What is required: Output each entry verbatim and exclude every picture from it.
● ● ●
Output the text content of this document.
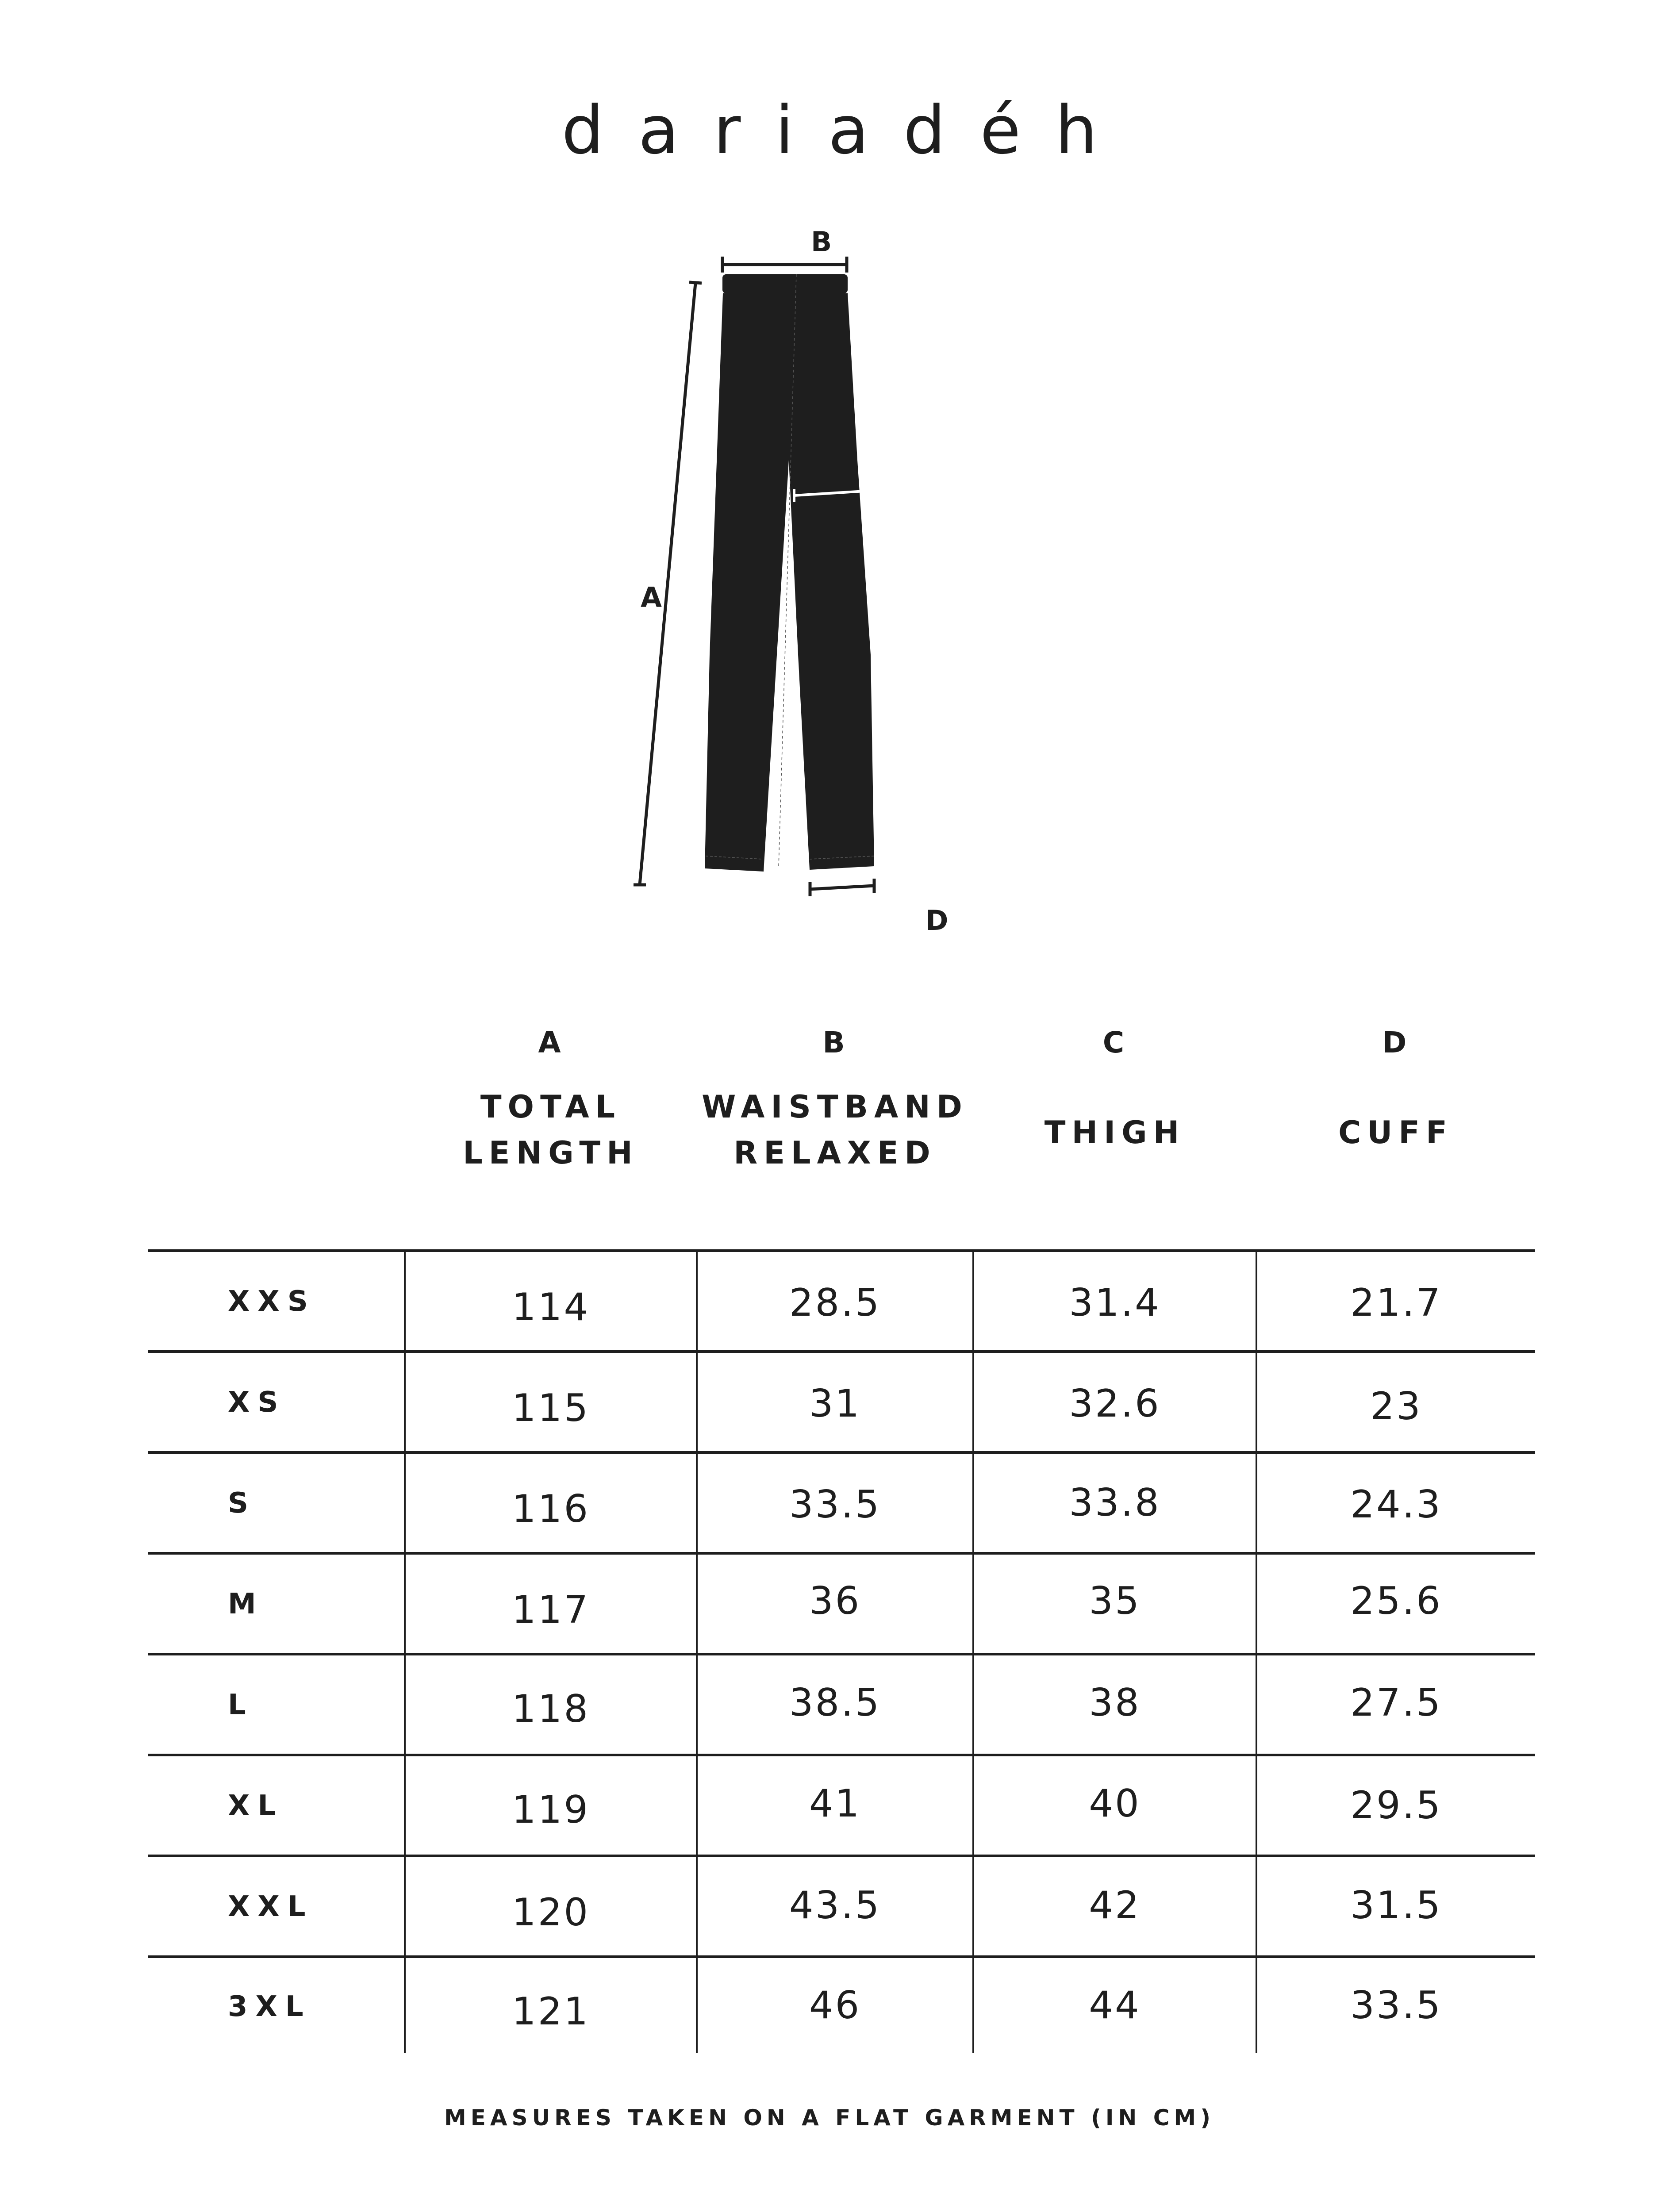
dariadéh
B
A
C
D
A
TOTAL
LENGTH
B
WAISTBAND
RELAXED
C
THIGH
D
CUFF
XXS	114	28.5	31.4	21.7
XS	115	31	32.6	23
S	116	33.5	33.8	24.3
M	117	36	35	25.6
L	118	38.5	38	27.5
XL	119	41	40	29.5
XXL	120	43.5	42	31.5
3XL	121	46	44	33.5
MEASURES TAKEN ON A FLAT GARMENT (IN CM)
● ● ●
Response to this exercise:
Output the text content of this document.
dariadéh
B
A
C
D
A
TOTAL
LENGTH
B
WAISTBAND
RELAXED
C
THIGH
D
CUFF
XXS	114	28.5	31.4	21.7
XS	115	31	32.6	23
S	116	33.5	33.8	24.3
M	117	36	35	25.6
L	118	38.5	38	27.5
XL	119	41	40	29.5
XXL	120	43.5	42	31.5
3XL	121	46	44	33.5
MEASURES TAKEN ON A FLAT GARMENT (IN CM)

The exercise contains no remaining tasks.